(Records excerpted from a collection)
::::::::

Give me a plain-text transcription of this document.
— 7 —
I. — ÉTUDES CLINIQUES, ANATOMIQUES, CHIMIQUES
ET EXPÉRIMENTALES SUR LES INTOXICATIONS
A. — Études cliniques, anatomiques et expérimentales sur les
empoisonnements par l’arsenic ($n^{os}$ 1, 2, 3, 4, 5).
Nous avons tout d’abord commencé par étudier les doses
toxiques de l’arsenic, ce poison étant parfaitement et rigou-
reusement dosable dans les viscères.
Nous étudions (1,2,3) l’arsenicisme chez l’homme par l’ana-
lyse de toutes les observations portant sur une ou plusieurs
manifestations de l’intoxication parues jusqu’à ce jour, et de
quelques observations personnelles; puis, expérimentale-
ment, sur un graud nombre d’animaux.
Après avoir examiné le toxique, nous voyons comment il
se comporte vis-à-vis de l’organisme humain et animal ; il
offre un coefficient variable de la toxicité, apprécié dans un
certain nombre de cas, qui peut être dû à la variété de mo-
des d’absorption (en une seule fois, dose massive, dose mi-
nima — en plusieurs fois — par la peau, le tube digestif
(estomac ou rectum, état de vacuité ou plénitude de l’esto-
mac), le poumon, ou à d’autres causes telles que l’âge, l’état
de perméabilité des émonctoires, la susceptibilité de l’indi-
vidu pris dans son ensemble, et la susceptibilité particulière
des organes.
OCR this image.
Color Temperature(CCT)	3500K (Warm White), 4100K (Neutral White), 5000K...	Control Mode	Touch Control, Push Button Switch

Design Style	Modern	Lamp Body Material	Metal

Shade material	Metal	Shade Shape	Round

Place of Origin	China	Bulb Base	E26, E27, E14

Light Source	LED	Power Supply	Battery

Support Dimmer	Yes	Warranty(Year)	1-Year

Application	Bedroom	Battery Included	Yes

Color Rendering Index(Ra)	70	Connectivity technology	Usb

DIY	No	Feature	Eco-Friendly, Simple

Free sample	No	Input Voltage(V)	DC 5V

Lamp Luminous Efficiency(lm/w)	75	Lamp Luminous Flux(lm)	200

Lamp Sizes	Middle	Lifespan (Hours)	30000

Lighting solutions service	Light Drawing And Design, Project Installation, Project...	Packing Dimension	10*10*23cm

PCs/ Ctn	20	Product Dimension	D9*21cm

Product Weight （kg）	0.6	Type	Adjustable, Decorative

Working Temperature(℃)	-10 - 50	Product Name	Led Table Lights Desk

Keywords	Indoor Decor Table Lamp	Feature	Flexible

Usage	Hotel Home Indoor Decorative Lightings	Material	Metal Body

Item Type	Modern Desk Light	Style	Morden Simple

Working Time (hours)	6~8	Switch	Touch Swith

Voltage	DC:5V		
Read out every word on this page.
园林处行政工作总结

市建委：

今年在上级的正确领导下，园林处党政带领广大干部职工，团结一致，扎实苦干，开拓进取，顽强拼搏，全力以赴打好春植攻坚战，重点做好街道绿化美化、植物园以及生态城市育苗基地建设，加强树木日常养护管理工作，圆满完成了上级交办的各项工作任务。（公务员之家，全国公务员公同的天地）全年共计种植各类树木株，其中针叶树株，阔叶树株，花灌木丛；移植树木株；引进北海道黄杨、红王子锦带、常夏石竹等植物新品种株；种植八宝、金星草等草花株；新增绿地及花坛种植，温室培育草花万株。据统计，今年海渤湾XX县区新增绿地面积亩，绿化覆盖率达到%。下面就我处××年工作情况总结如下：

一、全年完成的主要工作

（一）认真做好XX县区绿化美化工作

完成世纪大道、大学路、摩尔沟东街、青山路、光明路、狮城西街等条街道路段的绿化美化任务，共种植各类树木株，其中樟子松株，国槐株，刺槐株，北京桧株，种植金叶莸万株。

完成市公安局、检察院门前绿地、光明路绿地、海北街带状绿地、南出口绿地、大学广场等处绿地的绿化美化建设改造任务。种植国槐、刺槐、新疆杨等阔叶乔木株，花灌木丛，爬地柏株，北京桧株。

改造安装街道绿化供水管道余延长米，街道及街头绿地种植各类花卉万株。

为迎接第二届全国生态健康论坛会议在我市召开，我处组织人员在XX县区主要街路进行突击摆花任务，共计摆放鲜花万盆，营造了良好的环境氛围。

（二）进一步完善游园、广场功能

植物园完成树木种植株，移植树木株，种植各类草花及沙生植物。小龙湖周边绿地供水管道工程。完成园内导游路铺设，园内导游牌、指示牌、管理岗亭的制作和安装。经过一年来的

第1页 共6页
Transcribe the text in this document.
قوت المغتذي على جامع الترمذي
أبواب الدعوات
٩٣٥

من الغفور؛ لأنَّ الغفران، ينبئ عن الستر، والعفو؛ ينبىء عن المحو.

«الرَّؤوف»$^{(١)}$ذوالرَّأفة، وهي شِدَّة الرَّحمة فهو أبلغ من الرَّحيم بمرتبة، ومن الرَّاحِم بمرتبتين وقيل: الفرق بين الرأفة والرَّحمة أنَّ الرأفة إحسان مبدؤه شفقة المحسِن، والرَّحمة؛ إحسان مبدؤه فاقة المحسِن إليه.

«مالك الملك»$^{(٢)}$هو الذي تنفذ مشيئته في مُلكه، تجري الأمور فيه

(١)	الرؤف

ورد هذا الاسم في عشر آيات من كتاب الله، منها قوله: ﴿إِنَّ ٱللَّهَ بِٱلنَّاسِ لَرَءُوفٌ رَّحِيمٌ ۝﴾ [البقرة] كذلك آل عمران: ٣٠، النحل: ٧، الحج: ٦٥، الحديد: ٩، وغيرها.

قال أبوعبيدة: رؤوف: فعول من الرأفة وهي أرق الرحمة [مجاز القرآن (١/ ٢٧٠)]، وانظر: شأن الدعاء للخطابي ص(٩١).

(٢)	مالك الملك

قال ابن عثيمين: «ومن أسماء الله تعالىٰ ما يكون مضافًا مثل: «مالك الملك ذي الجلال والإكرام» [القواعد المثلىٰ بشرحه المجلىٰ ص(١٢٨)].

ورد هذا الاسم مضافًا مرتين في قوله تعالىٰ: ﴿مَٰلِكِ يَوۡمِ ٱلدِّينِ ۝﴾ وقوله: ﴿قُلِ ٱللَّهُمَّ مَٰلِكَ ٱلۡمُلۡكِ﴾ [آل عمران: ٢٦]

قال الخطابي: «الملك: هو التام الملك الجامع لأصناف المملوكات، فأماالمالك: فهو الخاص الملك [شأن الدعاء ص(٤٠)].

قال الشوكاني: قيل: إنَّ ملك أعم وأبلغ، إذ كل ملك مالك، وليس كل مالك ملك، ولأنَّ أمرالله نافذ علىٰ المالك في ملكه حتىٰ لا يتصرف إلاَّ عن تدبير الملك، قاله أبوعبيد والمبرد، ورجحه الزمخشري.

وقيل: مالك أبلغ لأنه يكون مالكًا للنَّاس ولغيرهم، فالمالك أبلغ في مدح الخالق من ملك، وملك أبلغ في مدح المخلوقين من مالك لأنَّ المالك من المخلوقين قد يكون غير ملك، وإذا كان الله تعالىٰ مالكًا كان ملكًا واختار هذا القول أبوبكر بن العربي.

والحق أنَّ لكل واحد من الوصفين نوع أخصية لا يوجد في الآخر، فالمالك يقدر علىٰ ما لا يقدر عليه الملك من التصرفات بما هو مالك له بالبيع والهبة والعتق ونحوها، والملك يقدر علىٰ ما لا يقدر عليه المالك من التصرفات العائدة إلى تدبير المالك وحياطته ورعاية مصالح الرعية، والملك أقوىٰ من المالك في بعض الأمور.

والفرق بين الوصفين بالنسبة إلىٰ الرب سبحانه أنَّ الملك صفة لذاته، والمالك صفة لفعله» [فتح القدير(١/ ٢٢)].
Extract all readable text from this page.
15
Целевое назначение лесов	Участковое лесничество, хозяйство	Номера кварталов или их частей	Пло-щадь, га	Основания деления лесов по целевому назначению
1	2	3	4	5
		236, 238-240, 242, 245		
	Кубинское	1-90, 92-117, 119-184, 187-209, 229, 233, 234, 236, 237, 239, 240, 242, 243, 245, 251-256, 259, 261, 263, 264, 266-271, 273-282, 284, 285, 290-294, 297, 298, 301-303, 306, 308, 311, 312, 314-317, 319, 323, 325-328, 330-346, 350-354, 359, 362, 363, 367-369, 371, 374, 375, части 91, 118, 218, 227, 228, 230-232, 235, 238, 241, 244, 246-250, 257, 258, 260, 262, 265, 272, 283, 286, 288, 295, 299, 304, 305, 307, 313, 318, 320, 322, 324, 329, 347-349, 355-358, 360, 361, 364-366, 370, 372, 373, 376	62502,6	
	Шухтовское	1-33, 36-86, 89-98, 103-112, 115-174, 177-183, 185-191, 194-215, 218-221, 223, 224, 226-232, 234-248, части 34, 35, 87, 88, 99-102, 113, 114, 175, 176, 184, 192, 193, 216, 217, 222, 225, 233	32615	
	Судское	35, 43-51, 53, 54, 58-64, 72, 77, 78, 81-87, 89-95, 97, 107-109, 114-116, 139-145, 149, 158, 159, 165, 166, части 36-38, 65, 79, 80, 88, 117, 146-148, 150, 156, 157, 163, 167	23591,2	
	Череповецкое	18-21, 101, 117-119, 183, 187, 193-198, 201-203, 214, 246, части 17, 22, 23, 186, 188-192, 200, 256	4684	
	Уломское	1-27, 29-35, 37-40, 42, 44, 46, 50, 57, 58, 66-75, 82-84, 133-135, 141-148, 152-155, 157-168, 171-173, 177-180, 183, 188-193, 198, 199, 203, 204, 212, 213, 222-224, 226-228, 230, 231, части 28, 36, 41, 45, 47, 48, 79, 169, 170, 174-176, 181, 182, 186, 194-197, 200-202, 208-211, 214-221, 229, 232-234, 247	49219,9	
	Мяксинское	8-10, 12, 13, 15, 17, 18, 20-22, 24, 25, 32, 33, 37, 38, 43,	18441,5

::::::::

TO DO: Only lines with the word "Desk" are wanted, so copy each one from the records.

SOLVED EXERCISE:
Working Temperature(℃)	-10 - 50	Product Name	Led Table Lights Desk
Item Type	Modern Desk Light	Style	Morden Simple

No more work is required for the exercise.